### PROBLEM TO SOLVE
Copy every line of the listing exactly.
+++ DATASET EXTRACT
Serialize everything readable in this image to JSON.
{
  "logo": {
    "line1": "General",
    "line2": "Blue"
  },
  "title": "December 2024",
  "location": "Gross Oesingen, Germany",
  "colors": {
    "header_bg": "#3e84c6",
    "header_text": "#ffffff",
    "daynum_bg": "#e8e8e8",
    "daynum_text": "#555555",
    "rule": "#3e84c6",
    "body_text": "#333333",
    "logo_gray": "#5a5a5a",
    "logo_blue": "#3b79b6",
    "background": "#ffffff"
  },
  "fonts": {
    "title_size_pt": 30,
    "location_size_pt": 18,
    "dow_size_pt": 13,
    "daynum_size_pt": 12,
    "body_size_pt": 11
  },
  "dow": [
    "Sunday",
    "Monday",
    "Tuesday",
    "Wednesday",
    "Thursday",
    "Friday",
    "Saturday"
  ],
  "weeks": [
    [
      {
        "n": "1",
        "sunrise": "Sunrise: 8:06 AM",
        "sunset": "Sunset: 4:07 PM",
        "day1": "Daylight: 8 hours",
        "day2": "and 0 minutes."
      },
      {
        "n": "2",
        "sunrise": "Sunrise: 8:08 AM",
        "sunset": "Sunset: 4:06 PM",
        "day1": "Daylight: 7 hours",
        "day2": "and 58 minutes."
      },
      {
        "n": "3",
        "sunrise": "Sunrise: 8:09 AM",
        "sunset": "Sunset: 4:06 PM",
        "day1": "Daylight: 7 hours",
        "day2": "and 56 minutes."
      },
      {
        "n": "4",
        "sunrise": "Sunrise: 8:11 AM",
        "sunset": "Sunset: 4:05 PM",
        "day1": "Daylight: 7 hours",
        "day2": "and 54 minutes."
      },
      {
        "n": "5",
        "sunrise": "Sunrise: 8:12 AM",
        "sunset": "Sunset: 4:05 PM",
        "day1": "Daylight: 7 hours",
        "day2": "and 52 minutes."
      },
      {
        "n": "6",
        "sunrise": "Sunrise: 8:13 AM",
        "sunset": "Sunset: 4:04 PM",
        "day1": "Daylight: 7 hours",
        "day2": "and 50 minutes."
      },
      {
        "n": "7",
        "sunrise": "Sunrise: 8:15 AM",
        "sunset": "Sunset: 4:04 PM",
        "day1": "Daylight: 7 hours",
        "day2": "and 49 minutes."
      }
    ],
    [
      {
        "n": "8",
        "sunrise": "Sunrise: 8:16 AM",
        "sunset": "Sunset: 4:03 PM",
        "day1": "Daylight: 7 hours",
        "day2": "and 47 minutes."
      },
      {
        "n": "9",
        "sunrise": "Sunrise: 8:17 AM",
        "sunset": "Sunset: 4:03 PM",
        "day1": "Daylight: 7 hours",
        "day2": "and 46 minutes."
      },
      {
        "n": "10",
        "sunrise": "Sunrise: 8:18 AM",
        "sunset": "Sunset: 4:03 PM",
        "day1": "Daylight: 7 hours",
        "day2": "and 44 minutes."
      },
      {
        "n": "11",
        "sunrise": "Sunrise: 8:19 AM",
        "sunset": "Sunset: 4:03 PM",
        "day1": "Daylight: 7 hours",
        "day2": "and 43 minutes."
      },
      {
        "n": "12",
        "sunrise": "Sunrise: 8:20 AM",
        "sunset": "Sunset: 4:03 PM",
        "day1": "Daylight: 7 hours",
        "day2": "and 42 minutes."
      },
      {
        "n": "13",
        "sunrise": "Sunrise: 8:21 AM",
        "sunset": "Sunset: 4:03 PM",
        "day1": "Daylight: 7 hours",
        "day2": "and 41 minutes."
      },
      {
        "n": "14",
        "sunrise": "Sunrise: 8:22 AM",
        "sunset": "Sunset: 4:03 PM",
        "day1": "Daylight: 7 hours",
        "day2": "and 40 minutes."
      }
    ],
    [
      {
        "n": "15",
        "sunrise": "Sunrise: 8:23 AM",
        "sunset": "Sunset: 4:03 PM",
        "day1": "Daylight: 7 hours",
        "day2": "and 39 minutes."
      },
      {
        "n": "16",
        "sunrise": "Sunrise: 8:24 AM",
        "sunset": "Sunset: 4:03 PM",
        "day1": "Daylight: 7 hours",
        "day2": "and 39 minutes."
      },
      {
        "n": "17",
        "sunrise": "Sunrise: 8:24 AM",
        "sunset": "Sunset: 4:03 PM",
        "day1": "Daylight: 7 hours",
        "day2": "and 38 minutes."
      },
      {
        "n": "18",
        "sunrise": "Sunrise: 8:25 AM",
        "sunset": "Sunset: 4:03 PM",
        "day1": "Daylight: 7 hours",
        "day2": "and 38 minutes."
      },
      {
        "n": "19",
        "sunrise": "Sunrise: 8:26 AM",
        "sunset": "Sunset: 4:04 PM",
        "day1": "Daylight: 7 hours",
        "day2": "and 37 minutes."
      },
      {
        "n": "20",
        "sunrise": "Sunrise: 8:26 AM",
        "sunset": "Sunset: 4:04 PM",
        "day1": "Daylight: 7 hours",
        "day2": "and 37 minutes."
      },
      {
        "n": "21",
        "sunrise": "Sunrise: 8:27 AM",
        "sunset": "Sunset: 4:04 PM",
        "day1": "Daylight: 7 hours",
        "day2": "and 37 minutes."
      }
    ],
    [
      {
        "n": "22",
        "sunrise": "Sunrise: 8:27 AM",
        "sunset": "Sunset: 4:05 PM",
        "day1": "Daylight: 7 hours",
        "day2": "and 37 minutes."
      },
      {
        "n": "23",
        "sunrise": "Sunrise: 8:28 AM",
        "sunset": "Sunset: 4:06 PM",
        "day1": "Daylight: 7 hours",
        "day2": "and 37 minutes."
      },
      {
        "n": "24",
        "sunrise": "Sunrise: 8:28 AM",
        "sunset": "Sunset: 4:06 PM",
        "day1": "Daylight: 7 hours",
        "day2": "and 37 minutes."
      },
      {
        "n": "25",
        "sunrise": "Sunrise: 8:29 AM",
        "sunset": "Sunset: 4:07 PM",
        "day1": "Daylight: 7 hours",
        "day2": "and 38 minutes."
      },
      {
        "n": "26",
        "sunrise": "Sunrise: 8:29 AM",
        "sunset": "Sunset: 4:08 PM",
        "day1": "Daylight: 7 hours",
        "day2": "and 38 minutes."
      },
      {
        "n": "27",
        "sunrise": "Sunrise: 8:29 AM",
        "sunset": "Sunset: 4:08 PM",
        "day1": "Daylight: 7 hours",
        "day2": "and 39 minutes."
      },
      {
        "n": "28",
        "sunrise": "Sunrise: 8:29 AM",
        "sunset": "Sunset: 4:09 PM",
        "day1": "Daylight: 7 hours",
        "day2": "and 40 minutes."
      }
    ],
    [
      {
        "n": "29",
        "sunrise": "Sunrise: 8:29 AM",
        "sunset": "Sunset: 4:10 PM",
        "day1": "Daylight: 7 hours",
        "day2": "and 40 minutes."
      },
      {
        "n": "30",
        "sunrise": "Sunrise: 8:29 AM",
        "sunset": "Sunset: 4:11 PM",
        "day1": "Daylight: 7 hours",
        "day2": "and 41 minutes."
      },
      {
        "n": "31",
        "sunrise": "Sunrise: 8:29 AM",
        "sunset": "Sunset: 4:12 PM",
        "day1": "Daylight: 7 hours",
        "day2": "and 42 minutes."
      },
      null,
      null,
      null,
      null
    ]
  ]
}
++++++
### REPLY TO THE TASK
Serialize everything readable in this image to JSON.
{
  "logo": {
    "line1": "General",
    "line2": "Blue"
  },
  "title": "December 2024",
  "location": "Gross Oesingen, Germany",
  "colors": {
    "header_bg": "#3e84c6",
    "header_text": "#ffffff",
    "daynum_bg": "#e8e8e8",
    "daynum_text": "#555555",
    "rule": "#3e84c6",
    "body_text": "#333333",
    "logo_gray": "#5a5a5a",
    "logo_blue": "#3b79b6",
    "background": "#ffffff"
  },
  "fonts": {
    "title_size_pt": 30,
    "location_size_pt": 18,
    "dow_size_pt": 13,
    "daynum_size_pt": 12,
    "body_size_pt": 11
  },
  "dow": [
    "Sunday",
    "Monday",
    "Tuesday",
    "Wednesday",
    "Thursday",
    "Friday",
    "Saturday"
  ],
  "weeks": [
    [
      {
        "n": "1",
        "sunrise": "Sunrise: 8:06 AM",
        "sunset": "Sunset: 4:07 PM",
        "day1": "Daylight: 8 hours",
        "day2": "and 0 minutes."
      },
      {
        "n": "2",
        "sunrise": "Sunrise: 8:08 AM",
        "sunset": "Sunset: 4:06 PM",
        "day1": "Daylight: 7 hours",
        "day2": "and 58 minutes."
      },
      {
        "n": "3",
        "sunrise": "Sunrise: 8:09 AM",
        "sunset": "Sunset: 4:06 PM",
        "day1": "Daylight: 7 hours",
        "day2": "and 56 minutes."
      },
      {
        "n": "4",
        "sunrise": "Sunrise: 8:11 AM",
        "sunset": "Sunset: 4:05 PM",
        "day1": "Daylight: 7 hours",
        "day2": "and 54 minutes."
      },
      {
        "n": "5",
        "sunrise": "Sunrise: 8:12 AM",
        "sunset": "Sunset: 4:05 PM",
        "day1": "Daylight: 7 hours",
        "day2": "and 52 minutes."
      },
      {
        "n": "6",
        "sunrise": "Sunrise: 8:13 AM",
        "sunset": "Sunset: 4:04 PM",
        "day1": "Daylight: 7 hours",
        "day2": "and 50 minutes."
      },
      {
        "n": "7",
        "sunrise": "Sunrise: 8:15 AM",
        "sunset": "Sunset: 4:04 PM",
        "day1": "Daylight: 7 hours",
        "day2": "and 49 minutes."
      }
    ],
    [
      {
        "n": "8",
        "sunrise": "Sunrise: 8:16 AM",
        "sunset": "Sunset: 4:03 PM",
        "day1": "Daylight: 7 hours",
        "day2": "and 47 minutes."
      },
      {
        "n": "9",
        "sunrise": "Sunrise: 8:17 AM",
        "sunset": "Sunset: 4:03 PM",
        "day1": "Daylight: 7 hours",
        "day2": "and 46 minutes."
      },
      {
        "n": "10",
        "sunrise": "Sunrise: 8:18 AM",
        "sunset": "Sunset: 4:03 PM",
        "day1": "Daylight: 7 hours",
        "day2": "and 44 minutes."
      },
      {
        "n": "11",
        "sunrise": "Sunrise: 8:19 AM",
        "sunset": "Sunset: 4:03 PM",
        "day1": "Daylight: 7 hours",
        "day2": "and 43 minutes."
      },
      {
        "n": "12",
        "sunrise": "Sunrise: 8:20 AM",
        "sunset": "Sunset: 4:03 PM",
        "day1": "Daylight: 7 hours",
        "day2": "and 42 minutes."
      },
      {
        "n": "13",
        "sunrise": "Sunrise: 8:21 AM",
        "sunset": "Sunset: 4:03 PM",
        "day1": "Daylight: 7 hours",
        "day2": "and 41 minutes."
      },
      {
        "n": "14",
        "sunrise": "Sunrise: 8:22 AM",
        "sunset": "Sunset: 4:03 PM",
        "day1": "Daylight: 7 hours",
        "day2": "and 40 minutes."
      }
    ],
    [
      {
        "n": "15",
        "sunrise": "Sunrise: 8:23 AM",
        "sunset": "Sunset: 4:03 PM",
        "day1": "Daylight: 7 hours",
        "day2": "and 39 minutes."
      },
      {
        "n": "16",
        "sunrise": "Sunrise: 8:24 AM",
        "sunset": "Sunset: 4:03 PM",
        "day1": "Daylight: 7 hours",
        "day2": "and 39 minutes."
      },
      {
        "n": "17",
        "sunrise": "Sunrise: 8:24 AM",
        "sunset": "Sunset: 4:03 PM",
        "day1": "Daylight: 7 hours",
        "day2": "and 38 minutes."
      },
      {
        "n": "18",
        "sunrise": "Sunrise: 8:25 AM",
        "sunset": "Sunset: 4:03 PM",
        "day1": "Daylight: 7 hours",
        "day2": "and 38 minutes."
      },
      {
        "n": "19",
        "sunrise": "Sunrise: 8:26 AM",
        "sunset": "Sunset: 4:04 PM",
        "day1": "Daylight: 7 hours",
        "day2": "and 37 minutes."
      },
      {
        "n": "20",
        "sunrise": "Sunrise: 8:26 AM",
        "sunset": "Sunset: 4:04 PM",
        "day1": "Daylight: 7 hours",
        "day2": "and 37 minutes."
      },
      {
        "n": "21",
        "sunrise": "Sunrise: 8:27 AM",
        "sunset": "Sunset: 4:04 PM",
        "day1": "Daylight: 7 hours",
        "day2": "and 37 minutes."
      }
    ],
    [
      {
        "n": "22",
        "sunrise": "Sunrise: 8:27 AM",
        "sunset": "Sunset: 4:05 PM",
        "day1": "Daylight: 7 hours",
        "day2": "and 37 minutes."
      },
      {
        "n": "23",
        "sunrise": "Sunrise: 8:28 AM",
        "sunset": "Sunset: 4:06 PM",
        "day1": "Daylight: 7 hours",
        "day2": "and 37 minutes."
      },
      {
        "n": "24",
        "sunrise": "Sunrise: 8:28 AM",
        "sunset": "Sunset: 4:06 PM",
        "day1": "Daylight: 7 hours",
        "day2": "and 37 minutes."
      },
      {
        "n": "25",
        "sunrise": "Sunrise: 8:29 AM",
        "sunset": "Sunset: 4:07 PM",
        "day1": "Daylight: 7 hours",
        "day2": "and 38 minutes."
      },
      {
        "n": "26",
        "sunrise": "Sunrise: 8:29 AM",
        "sunset": "Sunset: 4:08 PM",
        "day1": "Daylight: 7 hours",
        "day2": "and 38 minutes."
      },
      {
        "n": "27",
        "sunrise": "Sunrise: 8:29 AM",
        "sunset": "Sunset: 4:08 PM",
        "day1": "Daylight: 7 hours",
        "day2": "and 39 minutes."
      },
      {
        "n": "28",
        "sunrise": "Sunrise: 8:29 AM",
        "sunset": "Sunset: 4:09 PM",
        "day1": "Daylight: 7 hours",
        "day2": "and 40 minutes."
      }
    ],
    [
      {
        "n": "29",
        "sunrise": "Sunrise: 8:29 AM",
        "sunset": "Sunset: 4:10 PM",
        "day1": "Daylight: 7 hours",
        "day2": "and 40 minutes."
      },
      {
        "n": "30",
        "sunrise": "Sunrise: 8:29 AM",
        "sunset": "Sunset: 4:11 PM",
        "day1": "Daylight: 7 hours",
        "day2": "and 41 minutes."
      },
      {
        "n": "31",
        "sunrise": "Sunrise: 8:29 AM",
        "sunset": "Sunset: 4:12 PM",
        "day1": "Daylight: 7 hours",
        "day2": "and 42 minutes."
      },
      null,
      null,
      null,
      null
    ]
  ]
}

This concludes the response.